→ **PROBLEM**:
The records below are to be quoted in full; please keep every word exact.

→ **RECORDS FOR THIS TASK**:
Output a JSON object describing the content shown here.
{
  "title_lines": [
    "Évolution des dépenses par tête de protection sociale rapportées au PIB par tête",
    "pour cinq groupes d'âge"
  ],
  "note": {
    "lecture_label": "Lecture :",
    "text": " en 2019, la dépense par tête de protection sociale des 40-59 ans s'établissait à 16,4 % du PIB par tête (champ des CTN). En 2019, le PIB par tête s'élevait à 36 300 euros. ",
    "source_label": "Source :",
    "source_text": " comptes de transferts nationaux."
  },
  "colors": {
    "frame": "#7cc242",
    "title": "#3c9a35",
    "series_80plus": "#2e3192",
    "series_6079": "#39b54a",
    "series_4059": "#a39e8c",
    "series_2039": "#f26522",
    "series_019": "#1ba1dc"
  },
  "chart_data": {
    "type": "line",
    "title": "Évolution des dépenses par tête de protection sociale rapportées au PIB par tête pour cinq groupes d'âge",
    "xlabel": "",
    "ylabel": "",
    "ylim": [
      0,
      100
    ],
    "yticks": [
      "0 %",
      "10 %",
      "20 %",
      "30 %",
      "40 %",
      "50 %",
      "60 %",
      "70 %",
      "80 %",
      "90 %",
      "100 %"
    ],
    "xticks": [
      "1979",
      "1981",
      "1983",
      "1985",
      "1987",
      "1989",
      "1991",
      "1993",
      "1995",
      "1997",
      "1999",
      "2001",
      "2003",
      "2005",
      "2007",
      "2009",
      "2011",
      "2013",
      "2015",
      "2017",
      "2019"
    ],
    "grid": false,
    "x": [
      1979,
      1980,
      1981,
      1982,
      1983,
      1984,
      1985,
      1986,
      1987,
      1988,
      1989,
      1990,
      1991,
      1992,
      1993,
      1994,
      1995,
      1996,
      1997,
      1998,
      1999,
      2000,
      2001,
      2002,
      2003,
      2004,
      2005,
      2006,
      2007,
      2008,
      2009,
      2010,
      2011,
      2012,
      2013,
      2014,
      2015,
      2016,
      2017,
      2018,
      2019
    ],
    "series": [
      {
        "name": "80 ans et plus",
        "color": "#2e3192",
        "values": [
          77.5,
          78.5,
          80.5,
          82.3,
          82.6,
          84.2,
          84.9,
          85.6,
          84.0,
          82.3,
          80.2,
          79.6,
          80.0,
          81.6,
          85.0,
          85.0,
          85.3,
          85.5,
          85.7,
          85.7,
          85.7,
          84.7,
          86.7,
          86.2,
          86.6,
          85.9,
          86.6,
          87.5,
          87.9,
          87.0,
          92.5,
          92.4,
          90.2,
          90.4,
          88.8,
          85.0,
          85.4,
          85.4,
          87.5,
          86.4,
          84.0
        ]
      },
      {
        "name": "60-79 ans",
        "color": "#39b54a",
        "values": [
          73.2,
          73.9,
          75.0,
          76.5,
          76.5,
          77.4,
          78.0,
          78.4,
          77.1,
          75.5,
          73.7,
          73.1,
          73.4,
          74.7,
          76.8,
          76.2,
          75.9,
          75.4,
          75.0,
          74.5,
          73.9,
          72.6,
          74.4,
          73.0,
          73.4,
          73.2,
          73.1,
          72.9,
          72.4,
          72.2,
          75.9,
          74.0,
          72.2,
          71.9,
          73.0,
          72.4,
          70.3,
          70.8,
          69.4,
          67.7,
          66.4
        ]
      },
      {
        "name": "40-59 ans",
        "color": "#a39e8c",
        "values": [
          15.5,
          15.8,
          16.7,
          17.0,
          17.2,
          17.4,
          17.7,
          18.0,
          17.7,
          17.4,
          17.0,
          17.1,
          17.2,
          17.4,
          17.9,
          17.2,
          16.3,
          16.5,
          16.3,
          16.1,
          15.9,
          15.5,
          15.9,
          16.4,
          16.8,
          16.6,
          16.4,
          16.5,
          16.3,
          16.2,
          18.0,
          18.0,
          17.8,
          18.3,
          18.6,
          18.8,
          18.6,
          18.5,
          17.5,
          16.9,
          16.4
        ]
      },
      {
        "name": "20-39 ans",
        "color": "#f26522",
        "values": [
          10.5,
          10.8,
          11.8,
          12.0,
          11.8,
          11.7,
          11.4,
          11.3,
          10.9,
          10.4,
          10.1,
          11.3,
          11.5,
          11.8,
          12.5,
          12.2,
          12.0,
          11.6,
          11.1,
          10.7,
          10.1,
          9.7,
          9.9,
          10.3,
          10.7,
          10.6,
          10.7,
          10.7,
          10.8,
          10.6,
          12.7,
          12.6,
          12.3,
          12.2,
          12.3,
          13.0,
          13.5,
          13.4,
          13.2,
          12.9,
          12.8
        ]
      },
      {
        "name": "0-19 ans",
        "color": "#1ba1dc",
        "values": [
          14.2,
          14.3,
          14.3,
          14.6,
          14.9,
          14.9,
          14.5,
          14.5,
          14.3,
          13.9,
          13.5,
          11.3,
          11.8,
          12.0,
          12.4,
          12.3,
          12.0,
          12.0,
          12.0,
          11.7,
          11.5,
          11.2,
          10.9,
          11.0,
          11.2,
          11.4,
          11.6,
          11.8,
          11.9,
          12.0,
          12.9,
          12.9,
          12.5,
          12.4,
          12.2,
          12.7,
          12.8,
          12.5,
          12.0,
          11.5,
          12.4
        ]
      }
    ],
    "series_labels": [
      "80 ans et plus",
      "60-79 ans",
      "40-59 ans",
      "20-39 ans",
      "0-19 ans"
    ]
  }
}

→ **SOLUTION TO THIS PROBLEM**:
Output a JSON object describing the content shown here.
{
  "title_lines": [
    "Évolution des dépenses par tête de protection sociale rapportées au PIB par tête",
    "pour cinq groupes d'âge"
  ],
  "note": {
    "lecture_label": "Lecture :",
    "text": " en 2019, la dépense par tête de protection sociale des 40-59 ans s'établissait à 16,4 % du PIB par tête (champ des CTN). En 2019, le PIB par tête s'élevait à 36 300 euros. ",
    "source_label": "Source :",
    "source_text": " comptes de transferts nationaux."
  },
  "colors": {
    "frame": "#7cc242",
    "title": "#3c9a35",
    "series_80plus": "#2e3192",
    "series_6079": "#39b54a",
    "series_4059": "#a39e8c",
    "series_2039": "#f26522",
    "series_019": "#1ba1dc"
  },
  "chart_data": {
    "type": "line",
    "title": "Évolution des dépenses par tête de protection sociale rapportées au PIB par tête pour cinq groupes d'âge",
    "xlabel": "",
    "ylabel": "",
    "ylim": [
      0,
      100
    ],
    "yticks": [
      "0 %",
      "10 %",
      "20 %",
      "30 %",
      "40 %",
      "50 %",
      "60 %",
      "70 %",
      "80 %",
      "90 %",
      "100 %"
    ],
    "xticks": [
      "1979",
      "1981",
      "1983",
      "1985",
      "1987",
      "1989",
      "1991",
      "1993",
      "1995",
      "1997",
      "1999",
      "2001",
      "2003",
      "2005",
      "2007",
      "2009",
      "2011",
      "2013",
      "2015",
      "2017",
      "2019"
    ],
    "grid": false,
    "x": [
      1979,
      1980,
      1981,
      1982,
      1983,
      1984,
      1985,
      1986,
      1987,
      1988,
      1989,
      1990,
      1991,
      1992,
      1993,
      1994,
      1995,
      1996,
      1997,
      1998,
      1999,
      2000,
      2001,
      2002,
      2003,
      2004,
      2005,
      2006,
      2007,
      2008,
      2009,
      2010,
      2011,
      2012,
      2013,
      2014,
      2015,
      2016,
      2017,
      2018,
      2019
    ],
    "series": [
      {
        "name": "80 ans et plus",
        "color": "#2e3192",
        "values": [
          77.5,
          78.5,
          80.5,
          82.3,
          82.6,
          84.2,
          84.9,
          85.6,
          84.0,
          82.3,
          80.2,
          79.6,
          80.0,
          81.6,
          85.0,
          85.0,
          85.3,
          85.5,
          85.7,
          85.7,
          85.7,
          84.7,
          86.7,
          86.2,
          86.6,
          85.9,
          86.6,
          87.5,
          87.9,
          87.0,
          92.5,
          92.4,
          90.2,
          90.4,
          88.8,
          85.0,
          85.4,
          85.4,
          87.5,
          86.4,
          84.0
        ]
      },
      {
        "name": "60-79 ans",
        "color": "#39b54a",
        "values": [
          73.2,
          73.9,
          75.0,
          76.5,
          76.5,
          77.4,
          78.0,
          78.4,
          77.1,
          75.5,
          73.7,
          73.1,
          73.4,
          74.7,
          76.8,
          76.2,
          75.9,
          75.4,
          75.0,
          74.5,
          73.9,
          72.6,
          74.4,
          73.0,
          73.4,
          73.2,
          73.1,
          72.9,
          72.4,
          72.2,
          75.9,
          74.0,
          72.2,
          71.9,
          73.0,
          72.4,
          70.3,
          70.8,
          69.4,
          67.7,
          66.4
        ]
      },
      {
        "name": "40-59 ans",
        "color": "#a39e8c",
        "values": [
          15.5,
          15.8,
          16.7,
          17.0,
          17.2,
          17.4,
          17.7,
          18.0,
          17.7,
          17.4,
          17.0,
          17.1,
          17.2,
          17.4,
          17.9,
          17.2,
          16.3,
          16.5,
          16.3,
          16.1,
          15.9,
          15.5,
          15.9,
          16.4,
          16.8,
          16.6,
          16.4,
          16.5,
          16.3,
          16.2,
          18.0,
          18.0,
          17.8,
          18.3,
          18.6,
          18.8,
          18.6,
          18.5,
          17.5,
          16.9,
          16.4
        ]
      },
      {
        "name": "20-39 ans",
        "color": "#f26522",
        "values": [
          10.5,
          10.8,
          11.8,
          12.0,
          11.8,
          11.7,
          11.4,
          11.3,
          10.9,
          10.4,
          10.1,
          11.3,
          11.5,
          11.8,
          12.5,
          12.2,
          12.0,
          11.6,
          11.1,
          10.7,
          10.1,
          9.7,
          9.9,
          10.3,
          10.7,
          10.6,
          10.7,
          10.7,
          10.8,
          10.6,
          12.7,
          12.6,
          12.3,
          12.2,
          12.3,
          13.0,
          13.5,
          13.4,
          13.2,
          12.9,
          12.8
        ]
      },
      {
        "name": "0-19 ans",
        "color": "#1ba1dc",
        "values": [
          14.2,
          14.3,
          14.3,
          14.6,
          14.9,
          14.9,
          14.5,
          14.5,
          14.3,
          13.9,
          13.5,
          11.3,
          11.8,
          12.0,
          12.4,
          12.3,
          12.0,
          12.0,
          12.0,
          11.7,
          11.5,
          11.2,
          10.9,
          11.0,
          11.2,
          11.4,
          11.6,
          11.8,
          11.9,
          12.0,
          12.9,
          12.9,
          12.5,
          12.4,
          12.2,
          12.7,
          12.8,
          12.5,
          12.0,
          11.5,
          12.4
        ]
      }
    ],
    "series_labels": [
      "80 ans et plus",
      "60-79 ans",
      "40-59 ans",
      "20-39 ans",
      "0-19 ans"
    ]
  }
}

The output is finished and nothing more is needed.